▶ Data items
━━━━━━━━

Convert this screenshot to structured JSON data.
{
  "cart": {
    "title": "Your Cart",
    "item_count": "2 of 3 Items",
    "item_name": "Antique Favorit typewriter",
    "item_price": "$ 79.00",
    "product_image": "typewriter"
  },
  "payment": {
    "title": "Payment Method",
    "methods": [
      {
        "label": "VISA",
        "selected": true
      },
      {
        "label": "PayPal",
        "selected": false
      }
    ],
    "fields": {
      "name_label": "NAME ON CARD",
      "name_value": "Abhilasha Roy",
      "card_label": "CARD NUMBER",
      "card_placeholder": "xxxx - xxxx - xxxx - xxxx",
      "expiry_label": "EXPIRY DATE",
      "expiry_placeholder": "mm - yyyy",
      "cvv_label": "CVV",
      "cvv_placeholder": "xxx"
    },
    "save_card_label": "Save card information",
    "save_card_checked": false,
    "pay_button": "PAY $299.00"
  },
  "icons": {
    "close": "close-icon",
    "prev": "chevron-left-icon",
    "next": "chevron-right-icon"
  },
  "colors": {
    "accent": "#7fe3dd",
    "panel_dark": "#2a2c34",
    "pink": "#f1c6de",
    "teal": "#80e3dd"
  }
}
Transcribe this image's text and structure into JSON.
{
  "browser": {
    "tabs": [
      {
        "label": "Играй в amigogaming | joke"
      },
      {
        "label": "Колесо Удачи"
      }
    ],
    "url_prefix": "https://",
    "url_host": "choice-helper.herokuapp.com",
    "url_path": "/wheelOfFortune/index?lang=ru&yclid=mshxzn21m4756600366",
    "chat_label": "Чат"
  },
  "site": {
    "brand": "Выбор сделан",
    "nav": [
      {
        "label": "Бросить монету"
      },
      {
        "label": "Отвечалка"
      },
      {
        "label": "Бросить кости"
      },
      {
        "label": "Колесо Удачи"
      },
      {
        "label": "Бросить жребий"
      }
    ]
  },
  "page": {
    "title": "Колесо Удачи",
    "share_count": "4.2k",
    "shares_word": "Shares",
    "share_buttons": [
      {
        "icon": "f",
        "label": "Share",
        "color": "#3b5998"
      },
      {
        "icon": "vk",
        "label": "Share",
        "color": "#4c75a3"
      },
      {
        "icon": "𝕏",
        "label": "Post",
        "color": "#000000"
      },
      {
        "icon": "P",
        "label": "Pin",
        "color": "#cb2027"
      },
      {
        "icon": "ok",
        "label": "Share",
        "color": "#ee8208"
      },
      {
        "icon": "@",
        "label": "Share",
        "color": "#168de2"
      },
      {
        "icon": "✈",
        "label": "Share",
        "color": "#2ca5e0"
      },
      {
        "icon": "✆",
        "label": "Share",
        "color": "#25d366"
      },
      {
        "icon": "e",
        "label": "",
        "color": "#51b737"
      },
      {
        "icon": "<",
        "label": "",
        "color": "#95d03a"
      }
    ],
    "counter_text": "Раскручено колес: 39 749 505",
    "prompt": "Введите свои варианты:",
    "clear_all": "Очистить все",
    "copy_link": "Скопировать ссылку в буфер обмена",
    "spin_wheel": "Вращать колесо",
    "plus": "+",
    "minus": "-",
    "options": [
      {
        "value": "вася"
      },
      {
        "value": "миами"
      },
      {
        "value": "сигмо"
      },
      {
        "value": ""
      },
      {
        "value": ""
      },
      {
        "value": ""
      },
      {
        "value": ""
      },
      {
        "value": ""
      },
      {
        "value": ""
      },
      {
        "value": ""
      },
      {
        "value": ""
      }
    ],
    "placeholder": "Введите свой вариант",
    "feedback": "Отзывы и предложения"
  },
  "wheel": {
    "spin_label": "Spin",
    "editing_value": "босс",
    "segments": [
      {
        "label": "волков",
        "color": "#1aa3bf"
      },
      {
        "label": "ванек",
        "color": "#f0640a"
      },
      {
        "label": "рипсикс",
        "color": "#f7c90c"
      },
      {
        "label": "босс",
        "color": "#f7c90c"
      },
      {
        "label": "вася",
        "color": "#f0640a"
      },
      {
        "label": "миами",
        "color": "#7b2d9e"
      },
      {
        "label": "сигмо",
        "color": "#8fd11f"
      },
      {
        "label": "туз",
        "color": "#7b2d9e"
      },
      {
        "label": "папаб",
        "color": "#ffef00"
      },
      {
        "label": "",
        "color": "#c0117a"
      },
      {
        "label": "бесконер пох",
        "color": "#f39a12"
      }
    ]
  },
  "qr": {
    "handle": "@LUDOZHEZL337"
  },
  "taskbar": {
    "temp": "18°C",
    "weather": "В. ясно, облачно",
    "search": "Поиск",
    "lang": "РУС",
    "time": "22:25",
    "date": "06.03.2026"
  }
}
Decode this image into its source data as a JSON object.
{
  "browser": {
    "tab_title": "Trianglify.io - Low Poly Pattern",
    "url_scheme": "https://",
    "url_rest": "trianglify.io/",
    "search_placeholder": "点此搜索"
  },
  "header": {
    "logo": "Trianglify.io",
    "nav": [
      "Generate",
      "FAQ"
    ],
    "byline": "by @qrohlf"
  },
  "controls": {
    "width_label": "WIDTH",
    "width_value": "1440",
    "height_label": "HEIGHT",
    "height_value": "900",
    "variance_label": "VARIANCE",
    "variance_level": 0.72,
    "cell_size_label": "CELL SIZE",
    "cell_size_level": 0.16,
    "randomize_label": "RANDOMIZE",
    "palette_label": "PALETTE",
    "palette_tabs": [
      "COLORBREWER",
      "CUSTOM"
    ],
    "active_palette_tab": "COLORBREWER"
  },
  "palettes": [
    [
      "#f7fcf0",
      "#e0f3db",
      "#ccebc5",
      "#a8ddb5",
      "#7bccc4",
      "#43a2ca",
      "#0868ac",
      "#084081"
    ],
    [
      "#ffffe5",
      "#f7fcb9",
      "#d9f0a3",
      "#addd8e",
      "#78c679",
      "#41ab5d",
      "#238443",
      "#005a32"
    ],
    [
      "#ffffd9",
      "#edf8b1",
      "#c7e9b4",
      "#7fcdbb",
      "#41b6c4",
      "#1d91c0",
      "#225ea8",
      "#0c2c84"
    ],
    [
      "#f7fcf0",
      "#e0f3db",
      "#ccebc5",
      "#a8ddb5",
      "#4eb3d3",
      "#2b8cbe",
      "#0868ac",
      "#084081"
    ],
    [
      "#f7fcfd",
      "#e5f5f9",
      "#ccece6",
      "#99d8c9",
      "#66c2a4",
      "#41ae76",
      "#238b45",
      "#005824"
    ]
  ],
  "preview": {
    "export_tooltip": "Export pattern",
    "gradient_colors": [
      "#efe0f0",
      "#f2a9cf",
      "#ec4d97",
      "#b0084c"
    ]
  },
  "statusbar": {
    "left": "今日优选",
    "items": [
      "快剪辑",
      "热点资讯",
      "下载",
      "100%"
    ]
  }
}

━━━━━━━━

▶ Work required
Copy out each record exactly as given, omitting none.

▶ Exercise answer
Convert this screenshot to structured JSON data.
{
  "cart": {
    "title": "Your Cart",
    "item_count": "2 of 3 Items",
    "item_name": "Antique Favorit typewriter",
    "item_price": "$ 79.00",
    "product_image": "typewriter"
  },
  "payment": {
    "title": "Payment Method",
    "methods": [
      {
        "label": "VISA",
        "selected": true
      },
      {
        "label": "PayPal",
        "selected": false
      }
    ],
    "fields": {
      "name_label": "NAME ON CARD",
      "name_value": "Abhilasha Roy",
      "card_label": "CARD NUMBER",
      "card_placeholder": "xxxx - xxxx - xxxx - xxxx",
      "expiry_label": "EXPIRY DATE",
      "expiry_placeholder": "mm - yyyy",
      "cvv_label": "CVV",
      "cvv_placeholder": "xxx"
    },
    "save_card_label": "Save card information",
    "save_card_checked": false,
    "pay_button": "PAY $299.00"
  },
  "icons": {
    "close": "close-icon",
    "prev": "chevron-left-icon",
    "next": "chevron-right-icon"
  },
  "colors": {
    "accent": "#7fe3dd",
    "panel_dark": "#2a2c34",
    "pink": "#f1c6de",
    "teal": "#80e3dd"
  }
}
Transcribe this image's text and structure into JSON.
{
  "browser": {
    "tabs": [
      {
        "label": "Играй в amigogaming | joke"
      },
      {
        "label": "Колесо Удачи"
      }
    ],
    "url_prefix": "https://",
    "url_host": "choice-helper.herokuapp.com",
    "url_path": "/wheelOfFortune/index?lang=ru&yclid=mshxzn21m4756600366",
    "chat_label": "Чат"
  },
  "site": {
    "brand": "Выбор сделан",
    "nav": [
      {
        "label": "Бросить монету"
      },
      {
        "label": "Отвечалка"
      },
      {
        "label": "Бросить кости"
      },
      {
        "label": "Колесо Удачи"
      },
      {
        "label": "Бросить жребий"
      }
    ]
  },
  "page": {
    "title": "Колесо Удачи",
    "share_count": "4.2k",
    "shares_word": "Shares",
    "share_buttons": [
      {
        "icon": "f",
        "label": "Share",
        "color": "#3b5998"
      },
      {
        "icon": "vk",
        "label": "Share",
        "color": "#4c75a3"
      },
      {
        "icon": "𝕏",
        "label": "Post",
        "color": "#000000"
      },
      {
        "icon": "P",
        "label": "Pin",
        "color": "#cb2027"
      },
      {
        "icon": "ok",
        "label": "Share",
        "color": "#ee8208"
      },
      {
        "icon": "@",
        "label": "Share",
        "color": "#168de2"
      },
      {
        "icon": "✈",
        "label": "Share",
        "color": "#2ca5e0"
      },
      {
        "icon": "✆",
        "label": "Share",
        "color": "#25d366"
      },
      {
        "icon": "e",
        "label": "",
        "color": "#51b737"
      },
      {
        "icon": "<",
        "label": "",
        "color": "#95d03a"
      }
    ],
    "counter_text": "Раскручено колес: 39 749 505",
    "prompt": "Введите свои варианты:",
    "clear_all": "Очистить все",
    "copy_link": "Скопировать ссылку в буфер обмена",
    "spin_wheel": "Вращать колесо",
    "plus": "+",
    "minus": "-",
    "options": [
      {
        "value": "вася"
      },
      {
        "value": "миами"
      },
      {
        "value": "сигмо"
      },
      {
        "value": ""
      },
      {
        "value": ""
      },
      {
        "value": ""
      },
      {
        "value": ""
      },
      {
        "value": ""
      },
      {
        "value": ""
      },
      {
        "value": ""
      },
      {
        "value": ""
      }
    ],
    "placeholder": "Введите свой вариант",
    "feedback": "Отзывы и предложения"
  },
  "wheel": {
    "spin_label": "Spin",
    "editing_value": "босс",
    "segments": [
      {
        "label": "волков",
        "color": "#1aa3bf"
      },
      {
        "label": "ванек",
        "color": "#f0640a"
      },
      {
        "label": "рипсикс",
        "color": "#f7c90c"
      },
      {
        "label": "босс",
        "color": "#f7c90c"
      },
      {
        "label": "вася",
        "color": "#f0640a"
      },
      {
        "label": "миами",
        "color": "#7b2d9e"
      },
      {
        "label": "сигмо",
        "color": "#8fd11f"
      },
      {
        "label": "туз",
        "color": "#7b2d9e"
      },
      {
        "label": "папаб",
        "color": "#ffef00"
      },
      {
        "label": "",
        "color": "#c0117a"
      },
      {
        "label": "бесконер пох",
        "color": "#f39a12"
      }
    ]
  },
  "qr": {
    "handle": "@LUDOZHEZL337"
  },
  "taskbar": {
    "temp": "18°C",
    "weather": "В. ясно, облачно",
    "search": "Поиск",
    "lang": "РУС",
    "time": "22:25",
    "date": "06.03.2026"
  }
}
Decode this image into its source data as a JSON object.
{
  "browser": {
    "tab_title": "Trianglify.io - Low Poly Pattern",
    "url_scheme": "https://",
    "url_rest": "trianglify.io/",
    "search_placeholder": "点此搜索"
  },
  "header": {
    "logo": "Trianglify.io",
    "nav": [
      "Generate",
      "FAQ"
    ],
    "byline": "by @qrohlf"
  },
  "controls": {
    "width_label": "WIDTH",
    "width_value": "1440",
    "height_label": "HEIGHT",
    "height_value": "900",
    "variance_label": "VARIANCE",
    "variance_level": 0.72,
    "cell_size_label": "CELL SIZE",
    "cell_size_level": 0.16,
    "randomize_label": "RANDOMIZE",
    "palette_label": "PALETTE",
    "palette_tabs": [
      "COLORBREWER",
      "CUSTOM"
    ],
    "active_palette_tab": "COLORBREWER"
  },
  "palettes": [
    [
      "#f7fcf0",
      "#e0f3db",
      "#ccebc5",
      "#a8ddb5",
      "#7bccc4",
      "#43a2ca",
      "#0868ac",
      "#084081"
    ],
    [
      "#ffffe5",
      "#f7fcb9",
      "#d9f0a3",
      "#addd8e",
      "#78c679",
      "#41ab5d",
      "#238443",
      "#005a32"
    ],
    [
      "#ffffd9",
      "#edf8b1",
      "#c7e9b4",
      "#7fcdbb",
      "#41b6c4",
      "#1d91c0",
      "#225ea8",
      "#0c2c84"
    ],
    [
      "#f7fcf0",
      "#e0f3db",
      "#ccebc5",
      "#a8ddb5",
      "#4eb3d3",
      "#2b8cbe",
      "#0868ac",
      "#084081"
    ],
    [
      "#f7fcfd",
      "#e5f5f9",
      "#ccece6",
      "#99d8c9",
      "#66c2a4",
      "#41ae76",
      "#238b45",
      "#005824"
    ]
  ],
  "preview": {
    "export_tooltip": "Export pattern",
    "gradient_colors": [
      "#efe0f0",
      "#f2a9cf",
      "#ec4d97",
      "#b0084c"
    ]
  },
  "statusbar": {
    "left": "今日优选",
    "items": [
      "快剪辑",
      "热点资讯",
      "下载",
      "100%"
    ]
  }
}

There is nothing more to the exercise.